▸ Request 1
In the forum thread, what backspacing do the wheels the first poster wants to buy have?
▸ Request 2
Write out the stretch of the forum thread from "## stimeybob (Jan" through "would probably know.", word for word.

▸ Given passage
....

# 255/40-17



## LYNMUP (Nov 26, 2005)

Help me out guys! I am wanting to buy some Beyeren 5's with the 40 mm backspacing. Could I squeeze 255/40 17's in the front? My 245's Fuzions on my stock 17's have a good bit of clearance now. I was thinking with the extra 8 mm offset of the Beyern 5's, I could hopefully have 255's all the way around so I can rotate my tires again. 

Any help greatly appreciated!


----------



## LYNMUP (Nov 26, 2005)

It's been a while soo....bump!


----------



## huskerGTO (May 8, 2005)

I honestly don't know crap about wheel and tire spacing. sorry chris!


----------



## LYNMUP (Nov 26, 2005)

Whats up Dave! I'm in a much warmer place right now. :seeya:


----------



## stimeybob (Jan 10, 2007)

I don't think you'll be able to do that. Most already have rubbing problems on factory 245's


----------



## socal gto (Mar 10, 2006)

Try getting ahold of tbyrne. Hell they are their rims they would probably know.


----------



## huskerGTO (May 8, 2005)

where you at dood? special assignment, or vaca? :cheers


----------



## LYNMUP (Nov 26, 2005)

huskerGTO said:


> where you at dood? special assignment, or vaca? :cheers



I'm at an undisclosed location in the desert. I'll be home in late April. 

BTW, I installed some Kooks LT before I left. WOW!!


----------

....

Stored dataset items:
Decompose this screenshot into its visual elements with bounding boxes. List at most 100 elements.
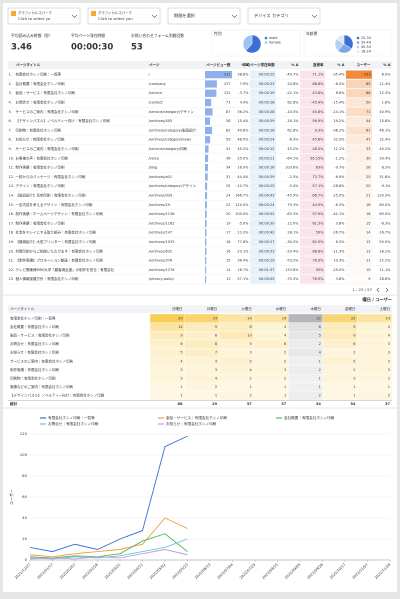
time-cell-bg [250, 70, 276, 79]
table-cell: /archives/category/デザイン [149, 183, 197, 188]
total-cell: 34 [350, 402, 356, 406]
table-cell: 77.8% [237, 240, 249, 244]
table-cell: /service [149, 91, 163, 95]
row-number: 22. [9, 268, 15, 272]
table-cell: 31 [226, 175, 230, 179]
table-cell: 45.2% [287, 147, 299, 151]
table-cell: 71.1% [312, 73, 324, 77]
table-cell: 166.7% [235, 194, 249, 198]
time-cell-bg [250, 117, 276, 126]
user-heat [346, 117, 372, 126]
column-header: ユーザー [357, 62, 371, 67]
table-cell: 56.15% [310, 156, 324, 160]
row-number: 13. [9, 184, 15, 188]
table-cell: 14 [282, 316, 287, 320]
table-cell: 3 [284, 368, 286, 372]
table-cell: /company [149, 82, 166, 86]
table-cell: 21 [366, 194, 370, 198]
table-cell: 32.4% [379, 138, 391, 142]
table-cell: 2 [319, 394, 321, 398]
table-cell: 68.8% [312, 249, 324, 253]
pv-bar [205, 89, 217, 97]
table-cell: お知らせ｜有限会社ホシノ印刷 [16, 137, 65, 142]
table-cell: 57.1% [312, 184, 324, 188]
filter-dropdown[interactable] [87, 7, 161, 25]
table-cell: 80.0% [379, 203, 391, 207]
column-header: ページビュー数 [206, 62, 231, 67]
table-cell: / [149, 73, 151, 77]
column-header: 平均ページ滞在時間 [243, 62, 275, 67]
heat-cell [357, 391, 393, 401]
table-cell: /archives/939 [149, 194, 173, 198]
table-cell: 36.4% [237, 259, 249, 263]
row-number: 9. [9, 147, 12, 151]
table-cell: 25.0% [333, 194, 345, 198]
filter-label: 期間を選択 [174, 12, 196, 19]
column-header: 日曜日 [172, 307, 183, 311]
table-cell: 3 [388, 359, 390, 363]
row-number: 8. [9, 138, 12, 142]
table-cell: 8 [215, 342, 217, 346]
table-cell: テレビ関東様MBS大学「顧客満足度」の制作を担当｜有限会社 [16, 267, 115, 272]
table-cell: -83.3% [286, 212, 299, 216]
table-cell: 2 [319, 368, 321, 372]
table-cell: 311 [224, 73, 231, 77]
time-cell-bg [250, 154, 276, 163]
table-cell: 25 [366, 175, 370, 179]
filter-dropdown[interactable] [167, 7, 241, 25]
table-cell: -6.3% [288, 138, 299, 142]
table-cell: 会社概要｜有限会社ホシノ印刷 [10, 324, 59, 329]
pie-slice [245, 34, 262, 54]
table-cell: 50 [366, 101, 370, 105]
table-cell: 制作実績｜有限会社ホシノ印刷 [10, 367, 59, 372]
table-cell: 71 [226, 101, 230, 105]
total-cell: 88 [178, 402, 184, 406]
time-cell-bg [250, 275, 276, 284]
table-cell: 1 [249, 385, 251, 389]
table-cell: 1.6% [382, 101, 392, 105]
table-cell: 10.3% [333, 259, 345, 263]
table-cell: 1 [388, 385, 390, 389]
time-cell-bg [250, 265, 276, 275]
filter-dropdown[interactable] [7, 7, 81, 25]
table-cell: -30.2% [286, 240, 299, 244]
table-cell: /privacy-policy [149, 277, 175, 281]
table-cell: 71 [366, 110, 370, 114]
table-cell: 133.8% [285, 268, 299, 272]
table-cell: 1 [319, 359, 321, 363]
column-header: 土曜日 [380, 306, 391, 311]
user-heat [346, 191, 372, 200]
user-heat [346, 210, 372, 219]
y-tick-label: 80 [22, 473, 27, 478]
table-cell: 8.3% [382, 166, 392, 170]
table-cell: 22.2% [379, 259, 391, 263]
table-cell: -29.4% [286, 249, 299, 253]
row-number: 1. [9, 73, 12, 77]
table-cell: 6 [284, 342, 286, 346]
table-cell: 44 [366, 119, 371, 123]
time-cell-bg [250, 200, 276, 209]
prev-page[interactable] [376, 287, 380, 293]
pv-bar [205, 108, 213, 116]
next-page[interactable] [385, 287, 389, 293]
table-cell: 3 [215, 368, 217, 372]
bounce-cell-bg [300, 126, 325, 135]
bounce-cell-bg [300, 275, 325, 284]
time-cell-bg [250, 256, 276, 265]
table-cell: 00:01:57 [259, 268, 275, 272]
filter-dropdown[interactable] [247, 7, 321, 25]
table-cell: -25.0% [332, 268, 345, 272]
table-cell: /archives/1276 [149, 268, 175, 272]
table-cell: 00:00:42 [259, 231, 275, 235]
table-cell: /archives/405 [149, 119, 173, 123]
kpi-label: 平均読み込み時間（秒） [11, 33, 53, 38]
table-cell: -35.4% [332, 73, 345, 77]
table-cell: /voice [149, 156, 159, 160]
legend-dot [356, 36, 360, 40]
table-cell: -15.4% [332, 101, 345, 105]
table-cell: 45.2% [237, 147, 249, 151]
series-line [29, 538, 188, 560]
pv-bar [205, 117, 211, 125]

....

▸ Result 1
40 mm

▸ Result 2
## stimeybob (Jan 10, 2007)

I don't think you'll be able to do that. Most already have rubbing problems on factory 245's


----------



## socal gto (Mar 10, 2006)

Try getting ahold of tbyrne. Hell they are their rims they would probably know.